(Exercise) Scan the lines below; pull out those with "More".

----

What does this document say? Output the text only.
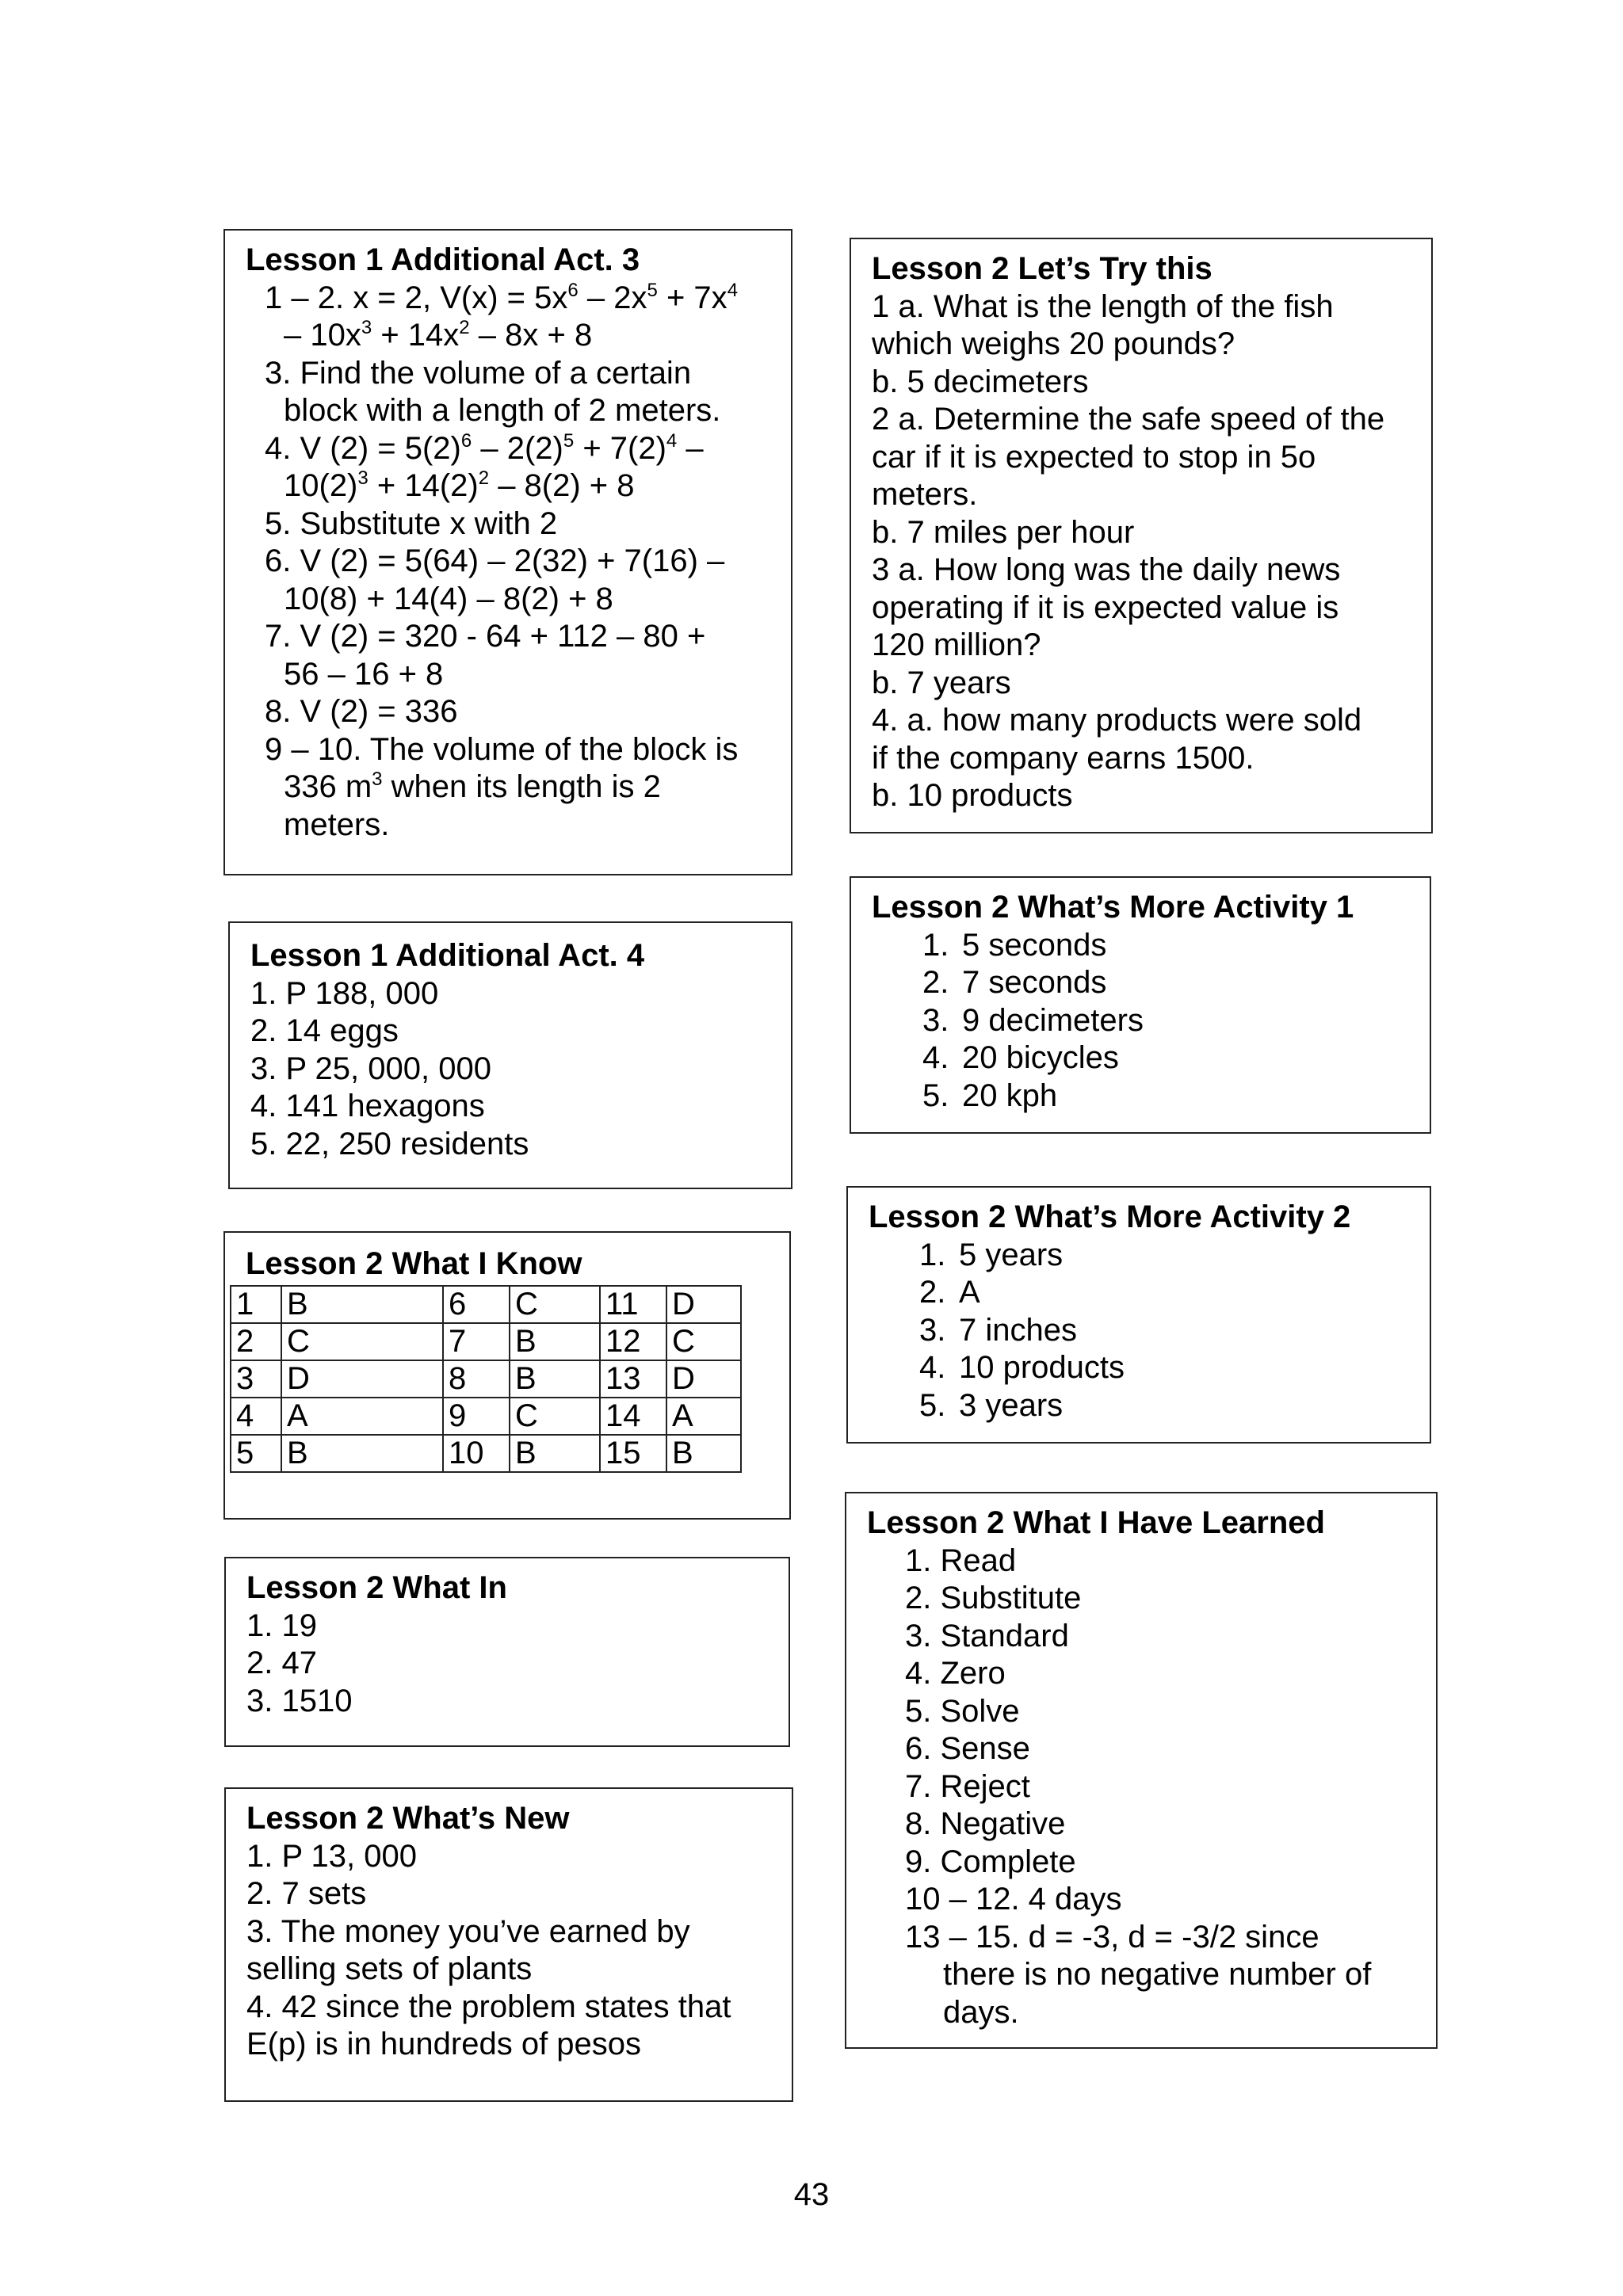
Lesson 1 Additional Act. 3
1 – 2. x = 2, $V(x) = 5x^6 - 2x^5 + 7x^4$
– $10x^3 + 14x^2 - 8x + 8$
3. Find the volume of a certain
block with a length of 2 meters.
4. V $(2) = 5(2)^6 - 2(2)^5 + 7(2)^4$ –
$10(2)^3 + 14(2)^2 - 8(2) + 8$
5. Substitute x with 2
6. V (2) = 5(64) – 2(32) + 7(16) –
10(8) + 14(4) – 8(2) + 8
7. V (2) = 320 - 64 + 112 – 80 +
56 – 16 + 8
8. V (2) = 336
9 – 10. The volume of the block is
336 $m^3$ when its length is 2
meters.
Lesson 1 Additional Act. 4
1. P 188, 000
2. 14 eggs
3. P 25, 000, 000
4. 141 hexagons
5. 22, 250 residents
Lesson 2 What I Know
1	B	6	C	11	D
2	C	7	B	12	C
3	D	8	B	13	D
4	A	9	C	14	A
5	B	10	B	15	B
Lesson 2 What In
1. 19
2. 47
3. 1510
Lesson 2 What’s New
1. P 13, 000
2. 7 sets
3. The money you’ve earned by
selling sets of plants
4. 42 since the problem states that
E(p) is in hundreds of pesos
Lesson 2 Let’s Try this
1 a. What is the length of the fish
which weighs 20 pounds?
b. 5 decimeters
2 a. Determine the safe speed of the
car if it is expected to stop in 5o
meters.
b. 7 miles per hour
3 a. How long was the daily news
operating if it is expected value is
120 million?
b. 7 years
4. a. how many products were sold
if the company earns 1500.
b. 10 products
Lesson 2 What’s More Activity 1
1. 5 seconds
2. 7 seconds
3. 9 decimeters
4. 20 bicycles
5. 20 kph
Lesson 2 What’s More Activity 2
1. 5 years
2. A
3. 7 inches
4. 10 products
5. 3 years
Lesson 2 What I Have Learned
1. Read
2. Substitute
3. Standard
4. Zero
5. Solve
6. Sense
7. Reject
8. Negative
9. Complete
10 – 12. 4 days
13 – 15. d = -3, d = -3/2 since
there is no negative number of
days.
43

----

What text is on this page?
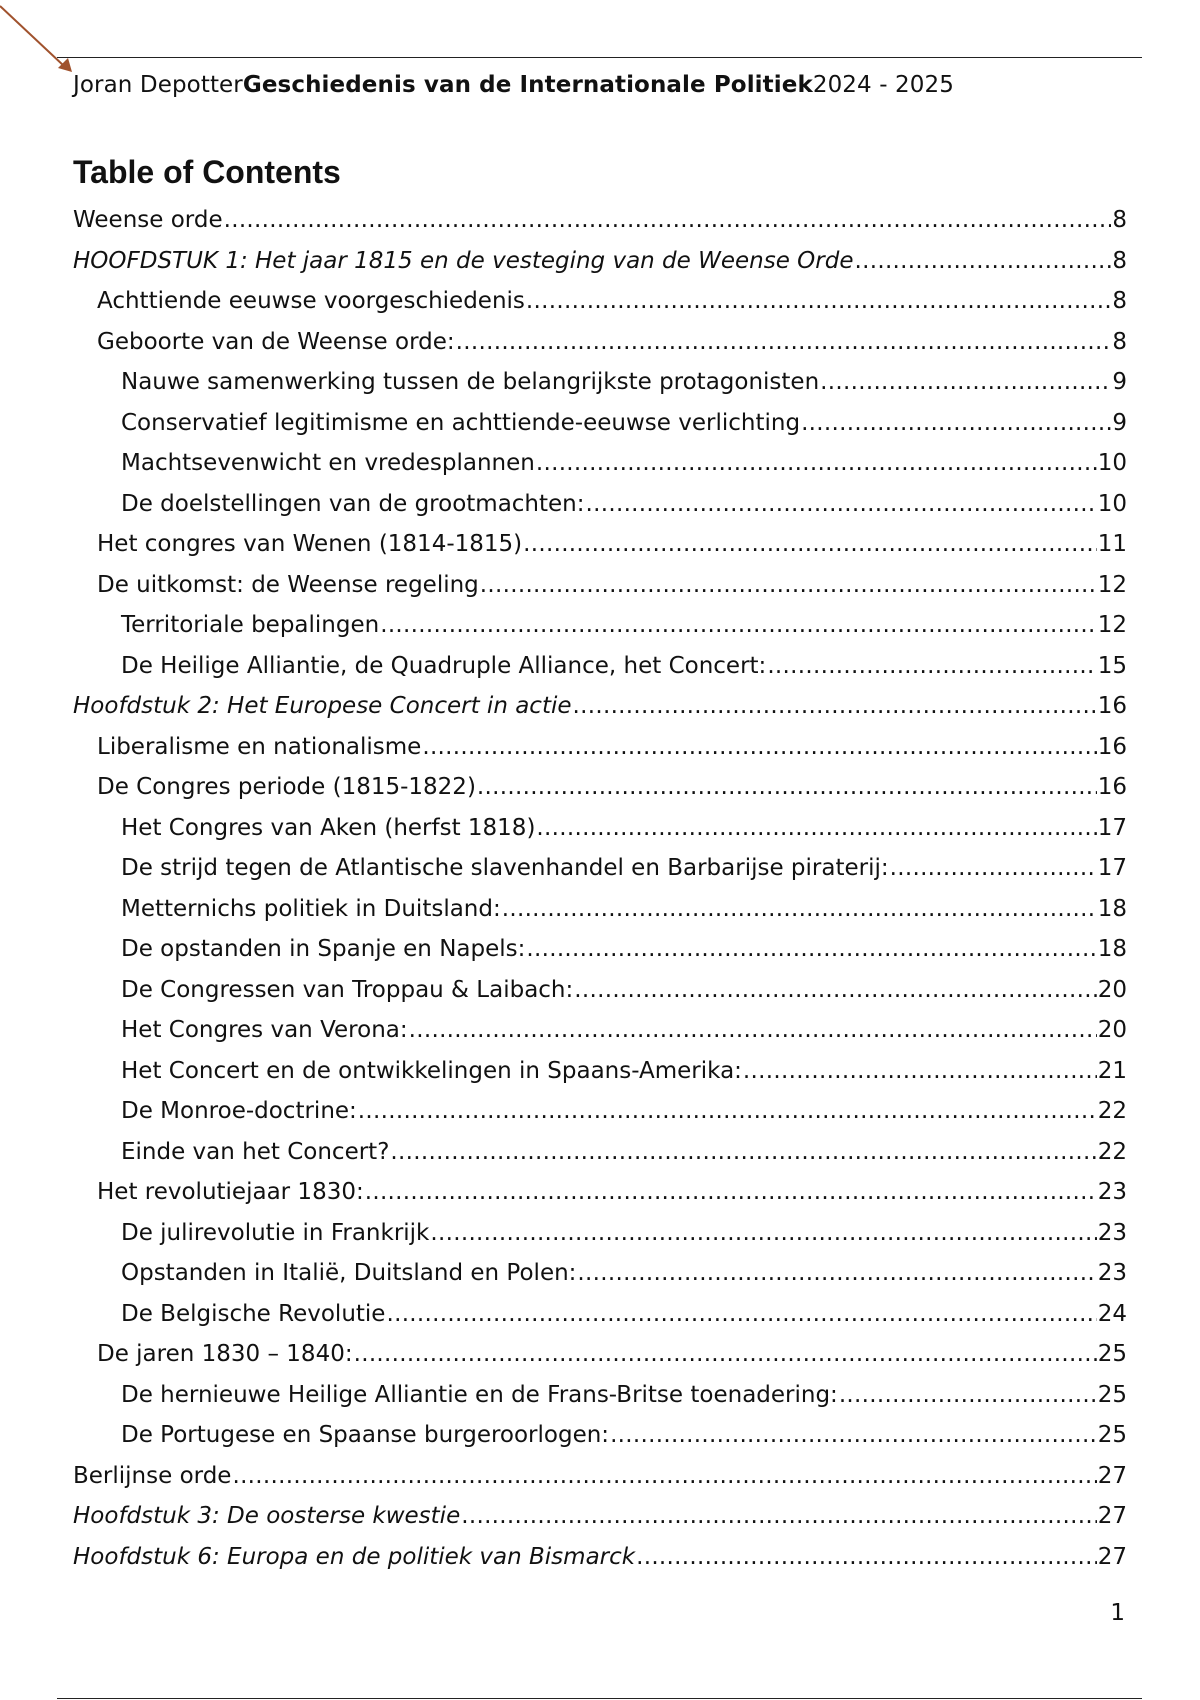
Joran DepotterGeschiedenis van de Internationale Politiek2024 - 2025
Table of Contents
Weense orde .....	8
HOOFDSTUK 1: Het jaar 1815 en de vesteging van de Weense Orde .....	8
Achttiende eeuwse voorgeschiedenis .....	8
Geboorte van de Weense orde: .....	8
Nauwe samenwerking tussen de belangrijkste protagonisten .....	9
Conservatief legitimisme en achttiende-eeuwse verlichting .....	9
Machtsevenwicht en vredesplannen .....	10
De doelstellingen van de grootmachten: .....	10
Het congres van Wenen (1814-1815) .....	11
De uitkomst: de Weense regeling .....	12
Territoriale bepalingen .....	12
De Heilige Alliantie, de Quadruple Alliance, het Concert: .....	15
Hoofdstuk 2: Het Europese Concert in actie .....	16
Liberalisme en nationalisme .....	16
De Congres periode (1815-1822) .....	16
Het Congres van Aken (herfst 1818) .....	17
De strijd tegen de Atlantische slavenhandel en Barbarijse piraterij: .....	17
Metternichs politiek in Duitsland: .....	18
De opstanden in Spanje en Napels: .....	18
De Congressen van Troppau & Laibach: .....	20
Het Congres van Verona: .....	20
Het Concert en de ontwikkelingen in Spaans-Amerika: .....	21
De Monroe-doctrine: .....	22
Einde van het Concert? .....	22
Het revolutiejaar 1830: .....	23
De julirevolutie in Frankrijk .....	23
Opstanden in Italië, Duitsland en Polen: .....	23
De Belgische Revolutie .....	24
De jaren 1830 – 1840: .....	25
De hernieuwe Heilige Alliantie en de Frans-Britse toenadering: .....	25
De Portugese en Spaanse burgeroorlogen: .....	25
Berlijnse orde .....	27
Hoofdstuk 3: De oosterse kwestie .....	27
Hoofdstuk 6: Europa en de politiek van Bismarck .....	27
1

----

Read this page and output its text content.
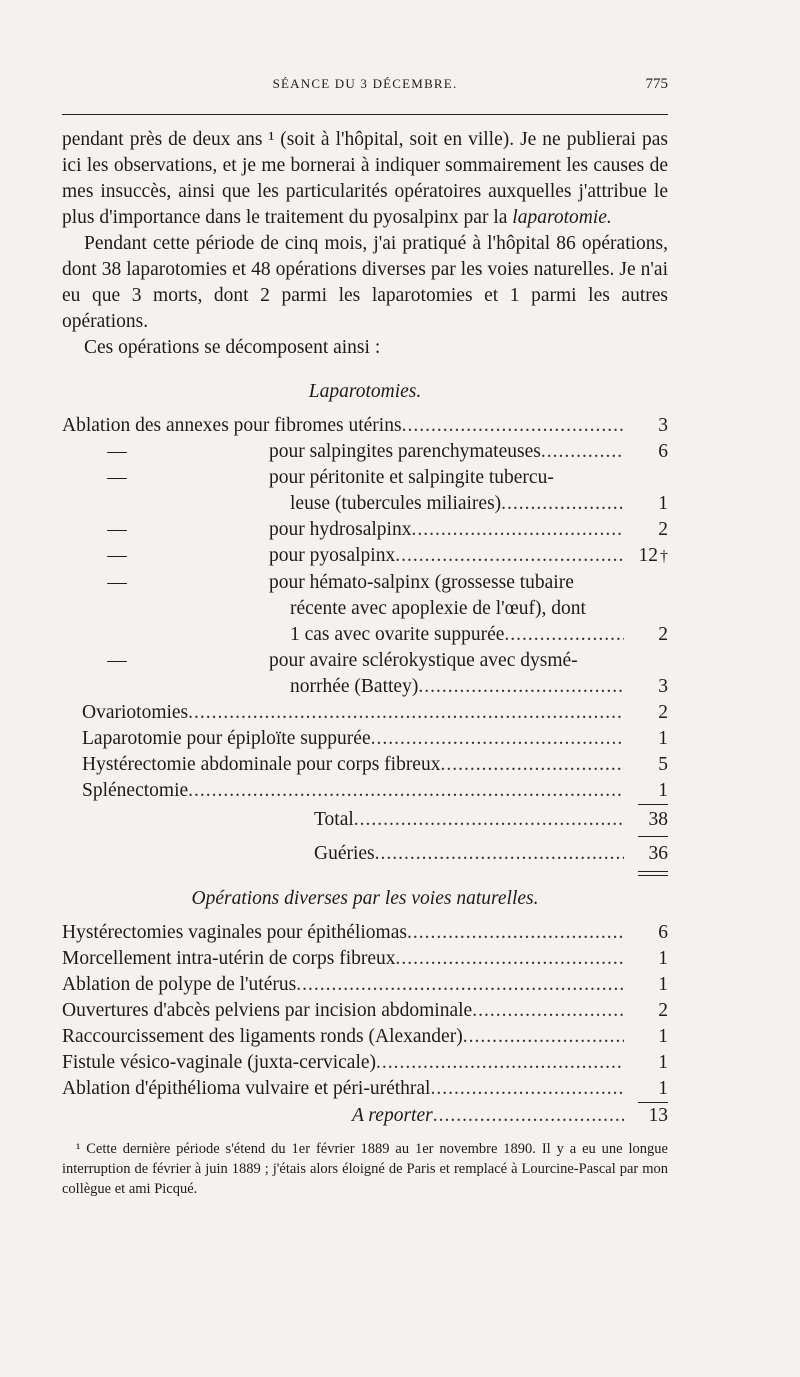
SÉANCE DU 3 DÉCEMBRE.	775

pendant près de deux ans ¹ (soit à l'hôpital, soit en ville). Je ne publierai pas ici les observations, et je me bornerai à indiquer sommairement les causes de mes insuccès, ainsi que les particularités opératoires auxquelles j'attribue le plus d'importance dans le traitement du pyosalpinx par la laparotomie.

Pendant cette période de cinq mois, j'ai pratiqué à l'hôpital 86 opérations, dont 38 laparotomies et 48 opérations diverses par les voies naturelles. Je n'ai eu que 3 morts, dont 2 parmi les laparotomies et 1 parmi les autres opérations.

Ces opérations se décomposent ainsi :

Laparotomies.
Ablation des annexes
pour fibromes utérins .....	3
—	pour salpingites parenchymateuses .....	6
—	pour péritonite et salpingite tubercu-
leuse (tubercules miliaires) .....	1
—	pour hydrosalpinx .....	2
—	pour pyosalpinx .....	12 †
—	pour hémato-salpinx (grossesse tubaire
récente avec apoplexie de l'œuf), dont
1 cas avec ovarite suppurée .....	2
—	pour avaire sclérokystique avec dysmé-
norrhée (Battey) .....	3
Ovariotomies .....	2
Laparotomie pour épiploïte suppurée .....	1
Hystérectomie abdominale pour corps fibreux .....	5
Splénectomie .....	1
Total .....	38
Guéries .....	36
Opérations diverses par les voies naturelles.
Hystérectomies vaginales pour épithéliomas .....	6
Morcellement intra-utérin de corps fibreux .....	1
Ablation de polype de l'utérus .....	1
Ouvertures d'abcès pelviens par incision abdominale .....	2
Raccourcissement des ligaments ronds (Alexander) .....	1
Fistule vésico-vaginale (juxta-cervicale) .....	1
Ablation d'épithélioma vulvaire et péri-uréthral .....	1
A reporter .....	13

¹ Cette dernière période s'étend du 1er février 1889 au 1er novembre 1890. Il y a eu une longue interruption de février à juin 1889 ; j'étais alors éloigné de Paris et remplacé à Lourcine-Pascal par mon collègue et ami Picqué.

----

(Worked solution)
Lesson 2 What’s More Activity 1
Lesson 2 What’s More Activity 2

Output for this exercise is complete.